**Text under study:**
However, it has recently been established that dogs show many of the same kind of age related changes that humans do. A study in Vienna showed that older dogs learned new tasks just as well as younger dogs, although they took longer to do so and required more repetitive corrections. This aptitude is also known as “resilience training.”

I think it’s also important to know why we want to keep our brains agile as we move into our later years. John Wesley was fond of repeating William Law’s summary from the Practical Treatise on Christian Perfection,

“Do all the good you can, to all you can,
by any means you can, as long as you can.”

Because Wesley was better known than William Law, this quote is now attributed to Wesley alone. We Methodists have made it our own, however, and have carried its banner around the globe in our world wide mission efforts made possible by our Connectional ministries. Wesley thought enough of Law’s writing to reprint 19 editions of his work.

My late mother, at the age of eighty, learned how to use a laptop computer. She was motivated because she wanted to see emailed photos of her grandchildren, but then she realized she also could find recipes. When a child in her hometown needed a Mercy Flight, she used her new skills to get him transportation to an out of state hospital for treatment. I occasionally had to reteach her on how to double click quickly on her icons, rather than slowly, but she finally caught on.

**Data excerpts:**
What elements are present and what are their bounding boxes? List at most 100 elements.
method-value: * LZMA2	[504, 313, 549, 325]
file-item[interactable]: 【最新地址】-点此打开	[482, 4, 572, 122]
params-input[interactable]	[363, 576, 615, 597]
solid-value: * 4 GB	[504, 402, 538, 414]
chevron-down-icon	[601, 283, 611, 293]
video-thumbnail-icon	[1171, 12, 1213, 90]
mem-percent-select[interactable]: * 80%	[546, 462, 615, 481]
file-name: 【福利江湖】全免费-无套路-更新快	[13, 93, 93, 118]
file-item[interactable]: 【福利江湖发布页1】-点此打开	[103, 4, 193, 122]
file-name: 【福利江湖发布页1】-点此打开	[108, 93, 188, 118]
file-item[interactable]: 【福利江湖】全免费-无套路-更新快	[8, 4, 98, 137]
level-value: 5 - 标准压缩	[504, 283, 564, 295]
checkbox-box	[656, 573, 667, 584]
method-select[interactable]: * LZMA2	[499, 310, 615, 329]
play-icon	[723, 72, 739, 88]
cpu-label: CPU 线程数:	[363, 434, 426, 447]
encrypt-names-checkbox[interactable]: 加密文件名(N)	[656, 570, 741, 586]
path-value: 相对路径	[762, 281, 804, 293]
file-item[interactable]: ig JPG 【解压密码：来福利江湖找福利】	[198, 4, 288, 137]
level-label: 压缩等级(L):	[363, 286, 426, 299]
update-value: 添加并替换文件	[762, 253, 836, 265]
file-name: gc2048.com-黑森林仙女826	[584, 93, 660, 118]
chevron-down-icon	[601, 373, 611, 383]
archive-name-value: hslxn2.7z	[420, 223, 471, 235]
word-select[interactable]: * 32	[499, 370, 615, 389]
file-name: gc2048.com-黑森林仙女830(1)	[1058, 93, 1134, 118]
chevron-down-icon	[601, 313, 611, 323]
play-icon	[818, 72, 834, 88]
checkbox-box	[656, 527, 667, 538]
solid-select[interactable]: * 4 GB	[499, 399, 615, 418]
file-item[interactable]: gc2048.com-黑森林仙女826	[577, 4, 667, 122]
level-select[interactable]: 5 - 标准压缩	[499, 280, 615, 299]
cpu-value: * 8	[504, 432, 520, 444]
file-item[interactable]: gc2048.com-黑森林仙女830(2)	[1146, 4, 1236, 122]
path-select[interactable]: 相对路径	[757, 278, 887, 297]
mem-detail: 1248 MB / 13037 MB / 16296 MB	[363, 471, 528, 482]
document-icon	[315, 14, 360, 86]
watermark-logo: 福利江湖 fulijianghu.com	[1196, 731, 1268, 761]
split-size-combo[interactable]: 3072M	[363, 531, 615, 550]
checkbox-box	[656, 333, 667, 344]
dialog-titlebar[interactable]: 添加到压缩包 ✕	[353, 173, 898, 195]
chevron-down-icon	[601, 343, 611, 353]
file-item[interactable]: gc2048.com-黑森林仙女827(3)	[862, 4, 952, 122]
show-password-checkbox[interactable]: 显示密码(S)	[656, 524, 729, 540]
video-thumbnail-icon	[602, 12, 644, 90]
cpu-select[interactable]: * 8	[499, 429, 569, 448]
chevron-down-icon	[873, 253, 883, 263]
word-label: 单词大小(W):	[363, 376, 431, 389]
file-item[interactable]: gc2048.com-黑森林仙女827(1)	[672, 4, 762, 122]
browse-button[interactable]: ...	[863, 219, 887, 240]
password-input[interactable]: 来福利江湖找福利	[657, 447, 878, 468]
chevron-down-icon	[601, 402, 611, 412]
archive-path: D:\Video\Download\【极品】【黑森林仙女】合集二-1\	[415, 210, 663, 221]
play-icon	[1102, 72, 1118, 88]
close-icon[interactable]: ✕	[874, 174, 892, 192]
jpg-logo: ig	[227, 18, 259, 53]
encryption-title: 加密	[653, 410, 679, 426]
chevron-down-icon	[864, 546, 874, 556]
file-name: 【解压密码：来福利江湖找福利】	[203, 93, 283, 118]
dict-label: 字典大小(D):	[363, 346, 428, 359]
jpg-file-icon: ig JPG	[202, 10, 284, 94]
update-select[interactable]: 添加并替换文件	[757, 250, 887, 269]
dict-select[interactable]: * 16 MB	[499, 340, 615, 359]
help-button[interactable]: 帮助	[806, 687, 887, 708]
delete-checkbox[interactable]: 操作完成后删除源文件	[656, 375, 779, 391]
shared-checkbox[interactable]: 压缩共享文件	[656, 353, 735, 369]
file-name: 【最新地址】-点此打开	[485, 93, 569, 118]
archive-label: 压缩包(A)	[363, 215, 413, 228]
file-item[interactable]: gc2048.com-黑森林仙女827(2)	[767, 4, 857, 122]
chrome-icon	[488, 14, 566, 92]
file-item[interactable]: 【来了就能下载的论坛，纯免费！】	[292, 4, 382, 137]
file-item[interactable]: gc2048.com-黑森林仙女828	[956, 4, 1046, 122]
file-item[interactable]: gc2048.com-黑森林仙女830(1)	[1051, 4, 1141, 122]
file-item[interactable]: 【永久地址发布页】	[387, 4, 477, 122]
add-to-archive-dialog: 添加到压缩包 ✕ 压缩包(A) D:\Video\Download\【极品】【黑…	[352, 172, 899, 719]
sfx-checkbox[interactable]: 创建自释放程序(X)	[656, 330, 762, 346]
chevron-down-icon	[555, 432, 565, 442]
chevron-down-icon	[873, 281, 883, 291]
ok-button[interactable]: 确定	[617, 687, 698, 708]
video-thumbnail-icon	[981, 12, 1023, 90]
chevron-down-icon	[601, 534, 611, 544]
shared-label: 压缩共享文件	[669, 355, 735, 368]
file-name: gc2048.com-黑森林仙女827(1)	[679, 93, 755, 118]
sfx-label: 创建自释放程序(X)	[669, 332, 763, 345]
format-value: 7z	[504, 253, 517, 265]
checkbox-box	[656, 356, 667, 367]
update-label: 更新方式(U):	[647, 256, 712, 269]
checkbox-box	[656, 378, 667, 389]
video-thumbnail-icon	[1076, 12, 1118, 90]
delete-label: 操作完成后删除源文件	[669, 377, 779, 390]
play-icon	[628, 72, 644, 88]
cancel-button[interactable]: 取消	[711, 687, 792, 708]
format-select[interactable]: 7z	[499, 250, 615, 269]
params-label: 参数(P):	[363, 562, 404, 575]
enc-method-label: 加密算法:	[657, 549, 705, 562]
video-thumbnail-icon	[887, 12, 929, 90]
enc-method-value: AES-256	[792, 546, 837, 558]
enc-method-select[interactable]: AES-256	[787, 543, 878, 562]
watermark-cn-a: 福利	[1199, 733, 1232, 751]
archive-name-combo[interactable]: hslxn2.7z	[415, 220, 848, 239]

**What to do:** Could you print the passage above about keeping the mind agile in later years, in full and word for word?

**Finished exercise:**
However, it has recently been established that dogs show many of the same kind of age related changes that humans do. A study in Vienna showed that older dogs learned new tasks just as well as younger dogs, although they took longer to do so and required more repetitive corrections. This aptitude is also known as “resilience training.”

I think it’s also important to know why we want to keep our brains agile as we move into our later years. John Wesley was fond of repeating William Law’s summary from the Practical Treatise on Christian Perfection,

“Do all the good you can, to all you can,
by any means you can, as long as you can.”

Because Wesley was better known than William Law, this quote is now attributed to Wesley alone. We Methodists have made it our own, however, and have carried its banner around the globe in our world wide mission efforts made possible by our Connectional ministries. Wesley thought enough of Law’s writing to reprint 19 editions of his work.

My late mother, at the age of eighty, learned how to use a laptop computer. She was motivated because she wanted to see emailed photos of her grandchildren, but then she realized she also could find recipes. When a child in her hometown needed a Mercy Flight, she used her new skills to get him transportation to an out of state hospital for treatment. I occasionally had to reteach her on how to double click quickly on her icons, rather than slowly, but she finally caught on.